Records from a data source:
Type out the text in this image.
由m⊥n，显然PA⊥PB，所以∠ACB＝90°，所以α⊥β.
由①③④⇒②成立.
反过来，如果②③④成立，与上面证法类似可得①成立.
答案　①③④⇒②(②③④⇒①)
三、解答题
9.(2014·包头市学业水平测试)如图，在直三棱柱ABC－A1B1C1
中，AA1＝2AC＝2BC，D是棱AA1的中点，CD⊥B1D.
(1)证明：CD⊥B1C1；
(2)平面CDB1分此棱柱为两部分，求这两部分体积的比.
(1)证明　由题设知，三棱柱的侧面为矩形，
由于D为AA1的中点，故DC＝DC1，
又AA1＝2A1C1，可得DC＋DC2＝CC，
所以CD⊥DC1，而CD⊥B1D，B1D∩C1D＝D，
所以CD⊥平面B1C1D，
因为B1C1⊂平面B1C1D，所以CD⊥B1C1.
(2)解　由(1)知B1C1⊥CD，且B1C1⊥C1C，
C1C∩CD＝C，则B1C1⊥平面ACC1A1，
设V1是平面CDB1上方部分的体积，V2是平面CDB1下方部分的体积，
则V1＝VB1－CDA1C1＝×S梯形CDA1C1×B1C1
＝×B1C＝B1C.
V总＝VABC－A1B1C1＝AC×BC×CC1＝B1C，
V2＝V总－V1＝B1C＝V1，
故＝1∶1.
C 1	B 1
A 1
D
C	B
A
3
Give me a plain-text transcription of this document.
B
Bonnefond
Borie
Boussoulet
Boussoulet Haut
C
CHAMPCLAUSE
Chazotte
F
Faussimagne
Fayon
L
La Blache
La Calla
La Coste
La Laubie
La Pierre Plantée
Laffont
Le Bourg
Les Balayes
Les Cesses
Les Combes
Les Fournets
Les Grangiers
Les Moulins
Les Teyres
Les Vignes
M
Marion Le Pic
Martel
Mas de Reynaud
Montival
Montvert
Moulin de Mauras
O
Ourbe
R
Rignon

# [Your task]
Report the number of lines in the listing above that include the word "text", and nothing else.

# [Response]
2